## TASK PROMPT
Copy out all of the data exactly as it appears.

## Data entries for graphics

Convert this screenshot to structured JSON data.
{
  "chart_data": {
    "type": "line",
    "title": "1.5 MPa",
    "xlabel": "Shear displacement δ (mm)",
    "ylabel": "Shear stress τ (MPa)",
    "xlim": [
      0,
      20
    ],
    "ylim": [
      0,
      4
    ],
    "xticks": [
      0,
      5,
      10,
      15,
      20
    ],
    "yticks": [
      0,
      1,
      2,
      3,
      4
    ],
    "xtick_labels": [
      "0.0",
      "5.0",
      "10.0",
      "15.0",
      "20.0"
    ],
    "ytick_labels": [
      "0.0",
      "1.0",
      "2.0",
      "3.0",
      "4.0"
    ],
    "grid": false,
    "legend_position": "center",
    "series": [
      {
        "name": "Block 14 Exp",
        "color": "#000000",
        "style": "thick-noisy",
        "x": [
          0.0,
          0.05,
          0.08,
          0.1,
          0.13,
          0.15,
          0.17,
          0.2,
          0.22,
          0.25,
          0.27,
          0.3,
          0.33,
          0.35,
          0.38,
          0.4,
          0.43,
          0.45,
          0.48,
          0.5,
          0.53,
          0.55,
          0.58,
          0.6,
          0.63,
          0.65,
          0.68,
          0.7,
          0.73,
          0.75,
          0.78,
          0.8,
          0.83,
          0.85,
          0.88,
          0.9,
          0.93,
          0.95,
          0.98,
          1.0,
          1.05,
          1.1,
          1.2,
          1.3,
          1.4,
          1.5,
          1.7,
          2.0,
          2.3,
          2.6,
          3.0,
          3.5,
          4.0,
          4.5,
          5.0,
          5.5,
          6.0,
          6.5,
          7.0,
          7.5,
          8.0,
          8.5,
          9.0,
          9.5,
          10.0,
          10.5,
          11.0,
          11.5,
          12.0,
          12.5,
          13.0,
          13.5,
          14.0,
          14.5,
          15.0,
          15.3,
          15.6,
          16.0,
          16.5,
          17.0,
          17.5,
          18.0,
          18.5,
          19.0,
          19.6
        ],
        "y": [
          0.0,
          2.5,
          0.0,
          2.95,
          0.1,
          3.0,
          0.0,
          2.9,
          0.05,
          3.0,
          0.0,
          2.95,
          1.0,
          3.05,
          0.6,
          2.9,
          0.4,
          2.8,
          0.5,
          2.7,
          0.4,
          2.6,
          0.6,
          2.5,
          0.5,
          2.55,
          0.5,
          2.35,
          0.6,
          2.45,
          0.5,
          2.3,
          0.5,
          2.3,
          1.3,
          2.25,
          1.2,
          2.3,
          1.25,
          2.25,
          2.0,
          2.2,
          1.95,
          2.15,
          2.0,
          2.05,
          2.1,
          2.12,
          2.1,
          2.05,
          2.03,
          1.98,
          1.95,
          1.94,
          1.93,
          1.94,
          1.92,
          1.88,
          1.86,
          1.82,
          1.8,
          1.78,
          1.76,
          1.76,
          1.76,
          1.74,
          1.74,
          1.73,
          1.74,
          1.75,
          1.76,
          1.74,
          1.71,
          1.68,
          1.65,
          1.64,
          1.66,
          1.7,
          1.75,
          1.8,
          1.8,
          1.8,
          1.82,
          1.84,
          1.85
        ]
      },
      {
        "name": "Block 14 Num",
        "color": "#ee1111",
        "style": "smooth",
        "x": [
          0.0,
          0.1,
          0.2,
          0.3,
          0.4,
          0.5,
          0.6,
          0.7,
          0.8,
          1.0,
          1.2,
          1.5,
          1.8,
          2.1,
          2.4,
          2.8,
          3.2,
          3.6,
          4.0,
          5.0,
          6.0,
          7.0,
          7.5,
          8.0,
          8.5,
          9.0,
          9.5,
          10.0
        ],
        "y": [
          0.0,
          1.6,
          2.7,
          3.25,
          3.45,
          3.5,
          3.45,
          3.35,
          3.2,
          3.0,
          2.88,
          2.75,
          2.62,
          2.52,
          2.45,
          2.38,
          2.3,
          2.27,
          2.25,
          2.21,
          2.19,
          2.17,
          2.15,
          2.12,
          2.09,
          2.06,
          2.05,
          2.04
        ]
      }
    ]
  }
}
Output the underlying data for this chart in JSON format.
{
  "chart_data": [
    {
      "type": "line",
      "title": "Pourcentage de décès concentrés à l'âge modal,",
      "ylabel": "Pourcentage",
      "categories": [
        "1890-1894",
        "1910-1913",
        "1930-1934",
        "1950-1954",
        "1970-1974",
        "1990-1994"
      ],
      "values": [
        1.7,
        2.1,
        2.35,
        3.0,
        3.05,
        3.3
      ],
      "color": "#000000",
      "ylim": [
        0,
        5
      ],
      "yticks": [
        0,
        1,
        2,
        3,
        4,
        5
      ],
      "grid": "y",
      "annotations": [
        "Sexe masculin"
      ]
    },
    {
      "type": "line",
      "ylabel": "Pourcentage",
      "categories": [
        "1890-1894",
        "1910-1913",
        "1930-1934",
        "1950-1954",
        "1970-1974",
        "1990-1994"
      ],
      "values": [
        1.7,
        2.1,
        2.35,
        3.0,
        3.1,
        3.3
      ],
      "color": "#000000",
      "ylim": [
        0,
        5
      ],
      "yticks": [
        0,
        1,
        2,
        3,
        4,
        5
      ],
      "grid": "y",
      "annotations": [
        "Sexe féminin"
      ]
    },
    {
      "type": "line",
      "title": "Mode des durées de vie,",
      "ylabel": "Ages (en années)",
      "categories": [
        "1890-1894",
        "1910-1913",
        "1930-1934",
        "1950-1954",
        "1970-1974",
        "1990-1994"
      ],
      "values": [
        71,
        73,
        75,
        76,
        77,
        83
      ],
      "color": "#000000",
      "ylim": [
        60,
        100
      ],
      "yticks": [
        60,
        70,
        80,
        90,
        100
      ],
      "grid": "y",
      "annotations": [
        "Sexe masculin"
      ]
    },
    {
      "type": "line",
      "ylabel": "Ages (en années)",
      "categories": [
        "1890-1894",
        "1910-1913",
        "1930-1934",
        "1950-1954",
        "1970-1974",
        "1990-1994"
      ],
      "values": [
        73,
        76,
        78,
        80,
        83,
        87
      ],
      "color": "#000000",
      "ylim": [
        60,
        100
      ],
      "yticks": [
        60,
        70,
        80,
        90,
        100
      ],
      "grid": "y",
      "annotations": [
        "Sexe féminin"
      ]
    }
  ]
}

## RESULT OF THIS TASK
Convert this screenshot to structured JSON data.
{
  "chart_data": {
    "type": "line",
    "title": "1.5 MPa",
    "xlabel": "Shear displacement δ (mm)",
    "ylabel": "Shear stress τ (MPa)",
    "xlim": [
      0,
      20
    ],
    "ylim": [
      0,
      4
    ],
    "xticks": [
      0,
      5,
      10,
      15,
      20
    ],
    "yticks": [
      0,
      1,
      2,
      3,
      4
    ],
    "xtick_labels": [
      "0.0",
      "5.0",
      "10.0",
      "15.0",
      "20.0"
    ],
    "ytick_labels": [
      "0.0",
      "1.0",
      "2.0",
      "3.0",
      "4.0"
    ],
    "grid": false,
    "legend_position": "center",
    "series": [
      {
        "name": "Block 14 Exp",
        "color": "#000000",
        "style": "thick-noisy",
        "x": [
          0.0,
          0.05,
          0.08,
          0.1,
          0.13,
          0.15,
          0.17,
          0.2,
          0.22,
          0.25,
          0.27,
          0.3,
          0.33,
          0.35,
          0.38,
          0.4,
          0.43,
          0.45,
          0.48,
          0.5,
          0.53,
          0.55,
          0.58,
          0.6,
          0.63,
          0.65,
          0.68,
          0.7,
          0.73,
          0.75,
          0.78,
          0.8,
          0.83,
          0.85,
          0.88,
          0.9,
          0.93,
          0.95,
          0.98,
          1.0,
          1.05,
          1.1,
          1.2,
          1.3,
          1.4,
          1.5,
          1.7,
          2.0,
          2.3,
          2.6,
          3.0,
          3.5,
          4.0,
          4.5,
          5.0,
          5.5,
          6.0,
          6.5,
          7.0,
          7.5,
          8.0,
          8.5,
          9.0,
          9.5,
          10.0,
          10.5,
          11.0,
          11.5,
          12.0,
          12.5,
          13.0,
          13.5,
          14.0,
          14.5,
          15.0,
          15.3,
          15.6,
          16.0,
          16.5,
          17.0,
          17.5,
          18.0,
          18.5,
          19.0,
          19.6
        ],
        "y": [
          0.0,
          2.5,
          0.0,
          2.95,
          0.1,
          3.0,
          0.0,
          2.9,
          0.05,
          3.0,
          0.0,
          2.95,
          1.0,
          3.05,
          0.6,
          2.9,
          0.4,
          2.8,
          0.5,
          2.7,
          0.4,
          2.6,
          0.6,
          2.5,
          0.5,
          2.55,
          0.5,
          2.35,
          0.6,
          2.45,
          0.5,
          2.3,
          0.5,
          2.3,
          1.3,
          2.25,
          1.2,
          2.3,
          1.25,
          2.25,
          2.0,
          2.2,
          1.95,
          2.15,
          2.0,
          2.05,
          2.1,
          2.12,
          2.1,
          2.05,
          2.03,
          1.98,
          1.95,
          1.94,
          1.93,
          1.94,
          1.92,
          1.88,
          1.86,
          1.82,
          1.8,
          1.78,
          1.76,
          1.76,
          1.76,
          1.74,
          1.74,
          1.73,
          1.74,
          1.75,
          1.76,
          1.74,
          1.71,
          1.68,
          1.65,
          1.64,
          1.66,
          1.7,
          1.75,
          1.8,
          1.8,
          1.8,
          1.82,
          1.84,
          1.85
        ]
      },
      {
        "name": "Block 14 Num",
        "color": "#ee1111",
        "style": "smooth",
        "x": [
          0.0,
          0.1,
          0.2,
          0.3,
          0.4,
          0.5,
          0.6,
          0.7,
          0.8,
          1.0,
          1.2,
          1.5,
          1.8,
          2.1,
          2.4,
          2.8,
          3.2,
          3.6,
          4.0,
          5.0,
          6.0,
          7.0,
          7.5,
          8.0,
          8.5,
          9.0,
          9.5,
          10.0
        ],
        "y": [
          0.0,
          1.6,
          2.7,
          3.25,
          3.45,
          3.5,
          3.45,
          3.35,
          3.2,
          3.0,
          2.88,
          2.75,
          2.62,
          2.52,
          2.45,
          2.38,
          2.3,
          2.27,
          2.25,
          2.21,
          2.19,
          2.17,
          2.15,
          2.12,
          2.09,
          2.06,
          2.05,
          2.04
        ]
      }
    ]
  }
}
Output the underlying data for this chart in JSON format.
{
  "chart_data": [
    {
      "type": "line",
      "title": "Pourcentage de décès concentrés à l'âge modal,",
      "ylabel": "Pourcentage",
      "categories": [
        "1890-1894",
        "1910-1913",
        "1930-1934",
        "1950-1954",
        "1970-1974",
        "1990-1994"
      ],
      "values": [
        1.7,
        2.1,
        2.35,
        3.0,
        3.05,
        3.3
      ],
      "color": "#000000",
      "ylim": [
        0,
        5
      ],
      "yticks": [
        0,
        1,
        2,
        3,
        4,
        5
      ],
      "grid": "y",
      "annotations": [
        "Sexe masculin"
      ]
    },
    {
      "type": "line",
      "ylabel": "Pourcentage",
      "categories": [
        "1890-1894",
        "1910-1913",
        "1930-1934",
        "1950-1954",
        "1970-1974",
        "1990-1994"
      ],
      "values": [
        1.7,
        2.1,
        2.35,
        3.0,
        3.1,
        3.3
      ],
      "color": "#000000",
      "ylim": [
        0,
        5
      ],
      "yticks": [
        0,
        1,
        2,
        3,
        4,
        5
      ],
      "grid": "y",
      "annotations": [
        "Sexe féminin"
      ]
    },
    {
      "type": "line",
      "title": "Mode des durées de vie,",
      "ylabel": "Ages (en années)",
      "categories": [
        "1890-1894",
        "1910-1913",
        "1930-1934",
        "1950-1954",
        "1970-1974",
        "1990-1994"
      ],
      "values": [
        71,
        73,
        75,
        76,
        77,
        83
      ],
      "color": "#000000",
      "ylim": [
        60,
        100
      ],
      "yticks": [
        60,
        70,
        80,
        90,
        100
      ],
      "grid": "y",
      "annotations": [
        "Sexe masculin"
      ]
    },
    {
      "type": "line",
      "ylabel": "Ages (en années)",
      "categories": [
        "1890-1894",
        "1910-1913",
        "1930-1934",
        "1950-1954",
        "1970-1974",
        "1990-1994"
      ],
      "values": [
        73,
        76,
        78,
        80,
        83,
        87
      ],
      "color": "#000000",
      "ylim": [
        60,
        100
      ],
      "yticks": [
        60,
        70,
        80,
        90,
        100
      ],
      "grid": "y",
      "annotations": [
        "Sexe féminin"
      ]
    }
  ]
}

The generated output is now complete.